:: Requisiti dell'esercizio ::
1. Nel brano sulla scuola e la società, qual è lo strumento principe per ridurre, se non evitare, la 'pienezza' del pensiero?
2. Per favore, elenca gli ambiti la cui integrazione e cooperazione risultano indispensabili secondo il brano sulla scuola e la società.
3. Scrivi il seguito del brano sulla scuola e la società a partire dal punto in cui si interrompe.

:: Testo mostrato ::
15. Le élite politiche e istituzionali, la ricerca scientifica e la cultura sono sempre piú
coinvolte nell’individuare una dinamica organizzazione di vita inserita integralmente nei vari
‘sistemi locali’.
16. Risultano indispensabili l’ integrazione e la cooperazione tra scienza, politica, economia
ed etica.
17. Viviamo in una società il cui programma principe è la soddisfazione di tutti i desideri con
una corsa frenetica verso la saturazione che può significare 'pienezza' anche del pensiero. Lo
strumento principe per ridurre, se non evitare, questa 'pienezza' del pensiero è la 'palestra' di
formazione e sviluppo delle idee: la scuola di ogni ordine e grado. Solo in essa è possibile far
sviluppare le forme nobili della inquietudine del pensiero di cui era pervaso Sant'Agostino
('inquietum cor nostrum').

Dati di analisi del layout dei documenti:
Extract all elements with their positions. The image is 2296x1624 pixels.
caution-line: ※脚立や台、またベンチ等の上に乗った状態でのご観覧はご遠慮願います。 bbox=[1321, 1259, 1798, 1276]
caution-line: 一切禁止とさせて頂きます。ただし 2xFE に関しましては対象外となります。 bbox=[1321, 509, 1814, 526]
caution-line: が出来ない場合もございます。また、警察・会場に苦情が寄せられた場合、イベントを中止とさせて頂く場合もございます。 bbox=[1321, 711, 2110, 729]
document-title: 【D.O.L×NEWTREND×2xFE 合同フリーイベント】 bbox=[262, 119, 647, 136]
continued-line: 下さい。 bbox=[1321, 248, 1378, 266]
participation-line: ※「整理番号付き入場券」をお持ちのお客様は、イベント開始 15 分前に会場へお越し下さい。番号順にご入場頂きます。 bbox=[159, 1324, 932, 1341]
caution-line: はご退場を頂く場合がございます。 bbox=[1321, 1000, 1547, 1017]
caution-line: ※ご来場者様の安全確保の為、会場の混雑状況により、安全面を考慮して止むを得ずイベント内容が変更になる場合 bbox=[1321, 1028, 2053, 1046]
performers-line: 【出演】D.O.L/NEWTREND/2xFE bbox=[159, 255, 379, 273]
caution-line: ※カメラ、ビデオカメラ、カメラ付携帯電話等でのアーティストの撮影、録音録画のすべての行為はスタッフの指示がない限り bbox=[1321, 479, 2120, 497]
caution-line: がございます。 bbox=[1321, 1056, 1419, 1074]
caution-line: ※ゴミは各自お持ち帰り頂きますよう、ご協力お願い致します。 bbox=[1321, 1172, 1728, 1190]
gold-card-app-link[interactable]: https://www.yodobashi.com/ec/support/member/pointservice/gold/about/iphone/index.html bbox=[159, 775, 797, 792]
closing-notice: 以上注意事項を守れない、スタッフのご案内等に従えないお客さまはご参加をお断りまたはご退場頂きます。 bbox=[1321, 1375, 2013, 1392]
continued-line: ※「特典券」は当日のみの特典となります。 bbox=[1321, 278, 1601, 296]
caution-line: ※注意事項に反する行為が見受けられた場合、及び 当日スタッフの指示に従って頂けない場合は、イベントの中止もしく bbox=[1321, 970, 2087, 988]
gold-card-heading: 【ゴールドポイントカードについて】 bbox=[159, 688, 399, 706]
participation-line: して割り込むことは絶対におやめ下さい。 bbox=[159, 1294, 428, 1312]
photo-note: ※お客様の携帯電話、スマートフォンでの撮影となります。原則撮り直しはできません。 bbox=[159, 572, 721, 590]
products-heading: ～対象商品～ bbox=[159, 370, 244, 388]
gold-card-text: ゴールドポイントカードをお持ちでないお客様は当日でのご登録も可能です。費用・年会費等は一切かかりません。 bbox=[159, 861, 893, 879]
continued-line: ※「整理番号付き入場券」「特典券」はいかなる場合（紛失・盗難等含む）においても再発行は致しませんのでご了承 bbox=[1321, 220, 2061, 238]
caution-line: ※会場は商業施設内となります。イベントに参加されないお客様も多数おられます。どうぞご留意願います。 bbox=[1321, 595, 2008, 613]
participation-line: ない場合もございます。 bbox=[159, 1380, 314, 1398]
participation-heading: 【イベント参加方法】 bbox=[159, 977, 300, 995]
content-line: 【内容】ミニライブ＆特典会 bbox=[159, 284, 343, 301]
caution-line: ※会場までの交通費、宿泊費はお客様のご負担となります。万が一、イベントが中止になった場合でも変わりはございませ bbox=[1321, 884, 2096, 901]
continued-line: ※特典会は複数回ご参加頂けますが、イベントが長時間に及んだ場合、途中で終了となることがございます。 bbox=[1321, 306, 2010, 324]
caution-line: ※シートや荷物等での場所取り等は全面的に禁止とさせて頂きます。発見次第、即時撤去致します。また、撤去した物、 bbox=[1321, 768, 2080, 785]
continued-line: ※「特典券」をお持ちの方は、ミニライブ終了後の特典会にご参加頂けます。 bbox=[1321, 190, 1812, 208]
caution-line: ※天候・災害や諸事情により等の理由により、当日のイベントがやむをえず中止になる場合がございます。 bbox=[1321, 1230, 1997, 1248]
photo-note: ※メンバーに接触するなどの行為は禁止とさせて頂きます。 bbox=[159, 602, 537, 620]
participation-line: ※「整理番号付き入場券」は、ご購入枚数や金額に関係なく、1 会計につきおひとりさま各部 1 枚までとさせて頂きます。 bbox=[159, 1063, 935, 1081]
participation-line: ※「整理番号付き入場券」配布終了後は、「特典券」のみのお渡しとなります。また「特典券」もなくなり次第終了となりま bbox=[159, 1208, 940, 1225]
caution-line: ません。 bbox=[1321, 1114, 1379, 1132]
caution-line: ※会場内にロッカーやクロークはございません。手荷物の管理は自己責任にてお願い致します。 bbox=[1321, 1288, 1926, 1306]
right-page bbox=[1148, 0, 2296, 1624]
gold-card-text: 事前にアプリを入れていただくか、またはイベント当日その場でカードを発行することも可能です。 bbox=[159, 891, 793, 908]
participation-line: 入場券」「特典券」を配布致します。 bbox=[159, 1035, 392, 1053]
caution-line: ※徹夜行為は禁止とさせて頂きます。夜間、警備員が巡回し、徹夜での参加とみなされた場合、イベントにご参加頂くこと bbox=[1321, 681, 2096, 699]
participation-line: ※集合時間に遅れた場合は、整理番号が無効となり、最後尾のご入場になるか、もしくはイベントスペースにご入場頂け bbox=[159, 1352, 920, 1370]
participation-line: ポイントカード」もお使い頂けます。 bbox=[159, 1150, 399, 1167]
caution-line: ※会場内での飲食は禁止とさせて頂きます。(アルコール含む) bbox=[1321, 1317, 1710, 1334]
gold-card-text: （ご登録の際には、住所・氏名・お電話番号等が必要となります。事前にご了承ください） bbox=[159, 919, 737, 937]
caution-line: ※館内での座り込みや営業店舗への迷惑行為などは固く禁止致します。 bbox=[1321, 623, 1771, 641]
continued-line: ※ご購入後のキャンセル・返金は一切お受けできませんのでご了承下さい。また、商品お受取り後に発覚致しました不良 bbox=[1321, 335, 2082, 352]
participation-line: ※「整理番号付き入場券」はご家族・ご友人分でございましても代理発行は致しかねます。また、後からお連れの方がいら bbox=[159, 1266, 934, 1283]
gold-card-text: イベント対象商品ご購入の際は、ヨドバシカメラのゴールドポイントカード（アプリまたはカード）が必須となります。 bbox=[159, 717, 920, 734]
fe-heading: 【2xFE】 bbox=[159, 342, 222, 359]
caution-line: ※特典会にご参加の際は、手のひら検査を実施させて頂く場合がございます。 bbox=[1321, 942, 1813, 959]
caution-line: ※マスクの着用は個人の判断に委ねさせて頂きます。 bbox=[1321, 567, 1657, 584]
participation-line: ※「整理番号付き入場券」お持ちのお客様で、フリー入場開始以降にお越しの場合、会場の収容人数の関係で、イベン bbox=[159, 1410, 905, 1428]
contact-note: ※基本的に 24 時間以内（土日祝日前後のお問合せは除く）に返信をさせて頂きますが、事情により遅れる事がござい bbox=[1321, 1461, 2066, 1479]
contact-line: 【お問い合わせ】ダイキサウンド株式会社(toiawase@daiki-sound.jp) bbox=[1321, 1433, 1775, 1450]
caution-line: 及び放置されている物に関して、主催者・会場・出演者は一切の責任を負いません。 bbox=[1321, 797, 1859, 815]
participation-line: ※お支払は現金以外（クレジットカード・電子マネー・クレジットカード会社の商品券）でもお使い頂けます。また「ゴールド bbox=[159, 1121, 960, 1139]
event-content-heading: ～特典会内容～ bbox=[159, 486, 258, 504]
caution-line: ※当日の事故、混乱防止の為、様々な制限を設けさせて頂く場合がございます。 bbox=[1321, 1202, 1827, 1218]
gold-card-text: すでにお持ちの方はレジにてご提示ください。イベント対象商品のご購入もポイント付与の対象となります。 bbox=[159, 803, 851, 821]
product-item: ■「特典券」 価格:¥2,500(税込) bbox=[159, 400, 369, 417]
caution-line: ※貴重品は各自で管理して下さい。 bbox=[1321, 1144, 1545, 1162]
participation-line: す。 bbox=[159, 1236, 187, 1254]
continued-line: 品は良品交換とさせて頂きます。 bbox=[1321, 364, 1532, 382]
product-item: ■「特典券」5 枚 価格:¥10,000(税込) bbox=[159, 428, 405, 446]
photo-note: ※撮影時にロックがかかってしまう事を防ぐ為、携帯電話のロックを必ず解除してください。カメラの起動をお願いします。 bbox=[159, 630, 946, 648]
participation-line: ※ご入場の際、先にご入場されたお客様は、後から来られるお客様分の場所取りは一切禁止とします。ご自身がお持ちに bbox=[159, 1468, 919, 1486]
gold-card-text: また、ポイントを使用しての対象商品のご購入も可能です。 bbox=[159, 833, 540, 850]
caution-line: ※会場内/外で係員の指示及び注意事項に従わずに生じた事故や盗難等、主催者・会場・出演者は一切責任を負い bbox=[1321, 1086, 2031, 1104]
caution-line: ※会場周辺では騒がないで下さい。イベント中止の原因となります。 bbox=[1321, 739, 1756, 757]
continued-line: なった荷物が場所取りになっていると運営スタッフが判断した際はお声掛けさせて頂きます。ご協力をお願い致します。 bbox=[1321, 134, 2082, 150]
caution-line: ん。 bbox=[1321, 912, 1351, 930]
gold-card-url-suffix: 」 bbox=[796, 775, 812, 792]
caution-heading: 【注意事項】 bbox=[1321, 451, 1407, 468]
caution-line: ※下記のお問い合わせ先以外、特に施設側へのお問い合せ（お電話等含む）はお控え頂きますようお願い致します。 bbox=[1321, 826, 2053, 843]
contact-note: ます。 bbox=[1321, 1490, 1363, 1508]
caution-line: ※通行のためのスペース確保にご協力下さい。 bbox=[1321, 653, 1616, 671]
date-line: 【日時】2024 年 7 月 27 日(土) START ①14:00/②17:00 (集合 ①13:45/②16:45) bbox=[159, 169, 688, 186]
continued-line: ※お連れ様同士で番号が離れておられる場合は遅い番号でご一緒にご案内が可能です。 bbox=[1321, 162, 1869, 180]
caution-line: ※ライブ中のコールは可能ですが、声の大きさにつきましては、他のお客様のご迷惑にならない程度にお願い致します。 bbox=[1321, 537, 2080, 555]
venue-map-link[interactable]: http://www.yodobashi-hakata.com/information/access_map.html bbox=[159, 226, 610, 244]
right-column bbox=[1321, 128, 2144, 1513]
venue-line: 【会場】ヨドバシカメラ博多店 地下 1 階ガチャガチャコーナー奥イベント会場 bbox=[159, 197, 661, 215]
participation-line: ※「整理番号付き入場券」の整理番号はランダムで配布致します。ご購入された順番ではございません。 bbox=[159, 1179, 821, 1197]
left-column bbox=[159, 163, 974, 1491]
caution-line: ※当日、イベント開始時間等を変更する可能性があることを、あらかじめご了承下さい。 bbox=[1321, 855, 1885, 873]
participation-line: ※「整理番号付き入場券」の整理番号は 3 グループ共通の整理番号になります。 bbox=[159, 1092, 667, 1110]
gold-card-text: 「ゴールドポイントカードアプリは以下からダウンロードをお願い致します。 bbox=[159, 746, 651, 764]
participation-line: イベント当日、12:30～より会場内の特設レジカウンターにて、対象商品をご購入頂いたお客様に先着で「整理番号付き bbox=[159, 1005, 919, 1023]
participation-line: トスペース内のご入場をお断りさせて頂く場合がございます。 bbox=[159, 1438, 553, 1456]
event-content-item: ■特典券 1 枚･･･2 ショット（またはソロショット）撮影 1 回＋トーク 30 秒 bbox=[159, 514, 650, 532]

:: Risposte per compito ::
1. La scuola di ogni ordine e grado, 'palestra' di formazione e sviluppo delle idee.

2. Scienza, politica, economia, etica

3.
18. Parafrasando San Bernardo (1139), che si rivolgeva ai monaci benedettini di Saint Bertin,
si può affermare che “Il nostro progresso non consiste nel presumere di essere arrivati, ma
nel tendere continuamente alla meta”.
19. Mi piace concludere con una espressione ripresa da Science: “La vita è un miracolo……..,
aspettando di essere scoperta” (fig. 5).